Set down all of the data that follows word for word, without the images.

▶ MATERIAL SUPPLIED:
------------------------------------------------------------------------
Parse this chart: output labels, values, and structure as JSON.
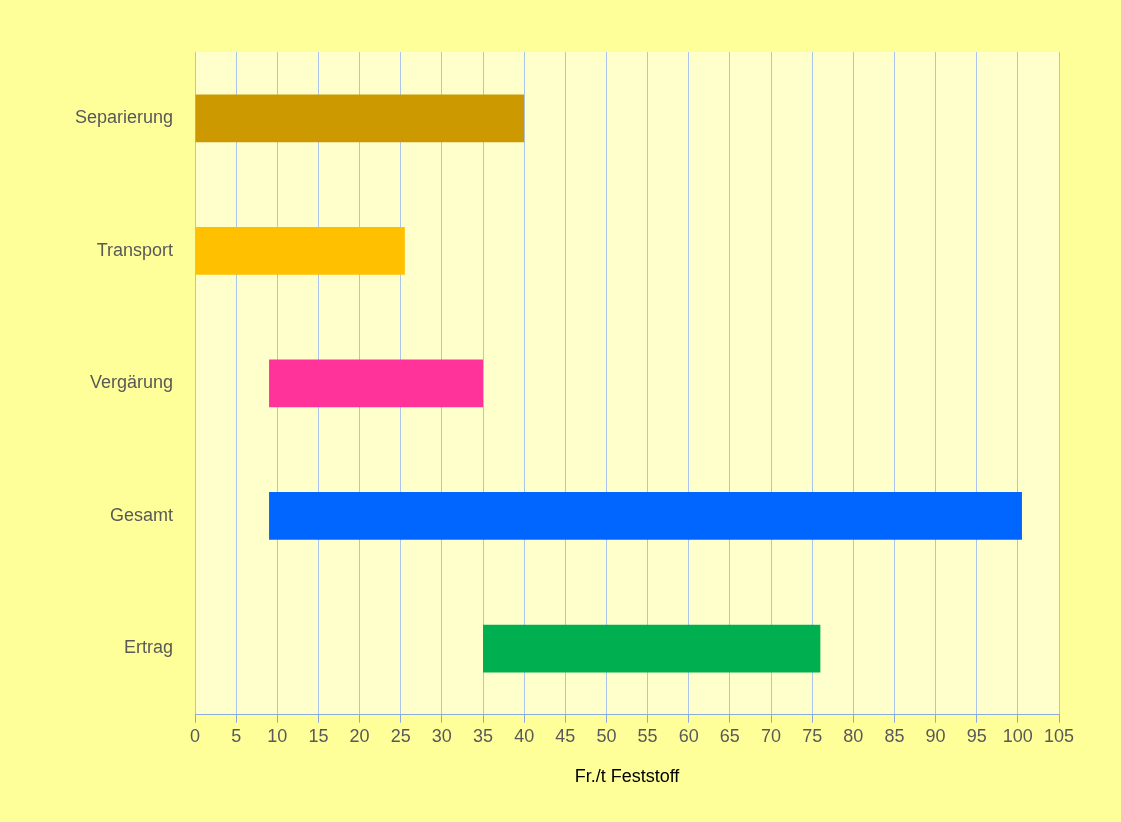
{
  "chart_data": {
    "type": "bar",
    "orientation": "horizontal",
    "categories": [
      "Separierung",
      "Transport",
      "Vergärung",
      "Gesamt",
      "Ertrag"
    ],
    "values": [
      40,
      25.5,
      26,
      91.5,
      41
    ],
    "base": [
      0,
      0,
      9,
      9,
      35
    ],
    "colors": [
      "#cc9900",
      "#ffc000",
      "#ff3399",
      "#0066ff",
      "#00b050"
    ],
    "xlabel": "Fr./t Feststoff",
    "xlim": [
      0,
      105
    ],
    "xticks": [
      0,
      5,
      10,
      15,
      20,
      25,
      30,
      35,
      40,
      45,
      50,
      55,
      60,
      65,
      70,
      75,
      80,
      85,
      90,
      95,
      100,
      105
    ],
    "grid": "x",
    "legend": false
  }
}
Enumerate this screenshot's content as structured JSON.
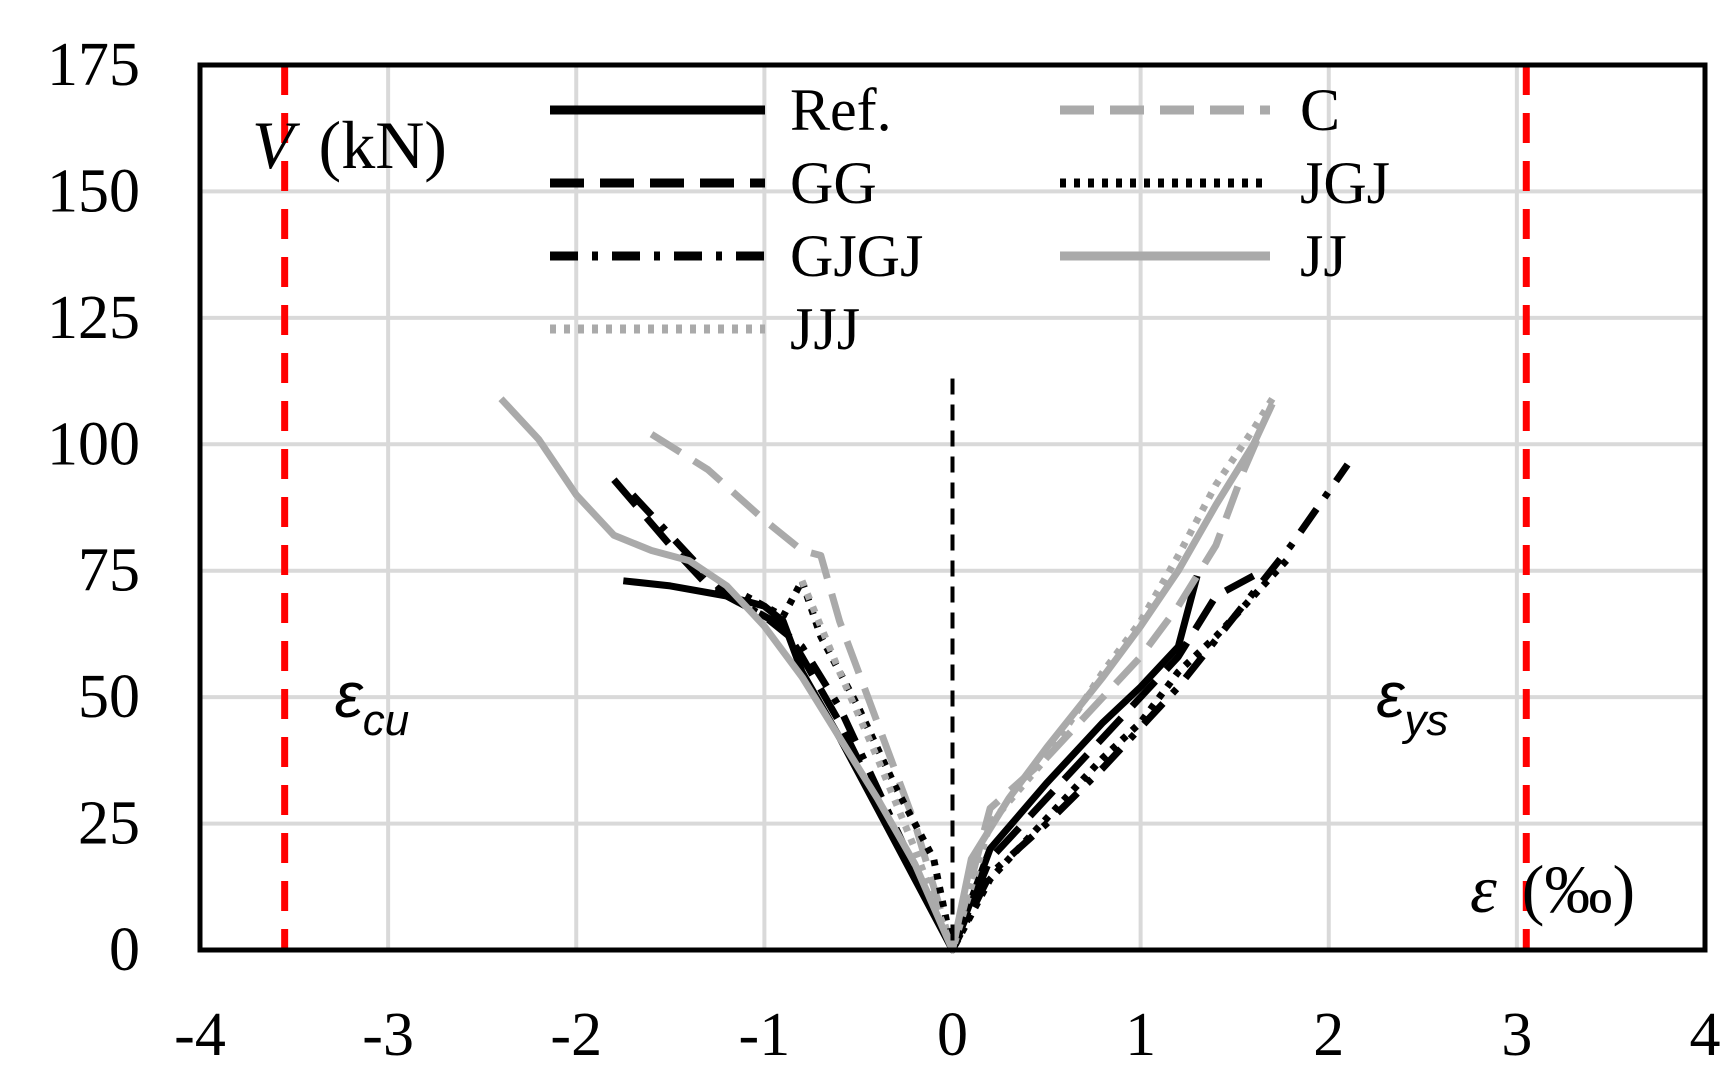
------------------------------------------------------------------------
▶ RESPONSE FOR THIS EXERCISE:
Parse this chart: output labels, values, and structure as JSON.
{
  "chart_data": {
    "type": "bar",
    "orientation": "horizontal",
    "categories": [
      "Separierung",
      "Transport",
      "Vergärung",
      "Gesamt",
      "Ertrag"
    ],
    "values": [
      40,
      25.5,
      26,
      91.5,
      41
    ],
    "base": [
      0,
      0,
      9,
      9,
      35
    ],
    "colors": [
      "#cc9900",
      "#ffc000",
      "#ff3399",
      "#0066ff",
      "#00b050"
    ],
    "xlabel": "Fr./t Feststoff",
    "xlim": [
      0,
      105
    ],
    "xticks": [
      0,
      5,
      10,
      15,
      20,
      25,
      30,
      35,
      40,
      45,
      50,
      55,
      60,
      65,
      70,
      75,
      80,
      85,
      90,
      95,
      100,
      105
    ],
    "grid": "x",
    "legend": false
  }
}
Enumerate this screenshot's content as structured JSON.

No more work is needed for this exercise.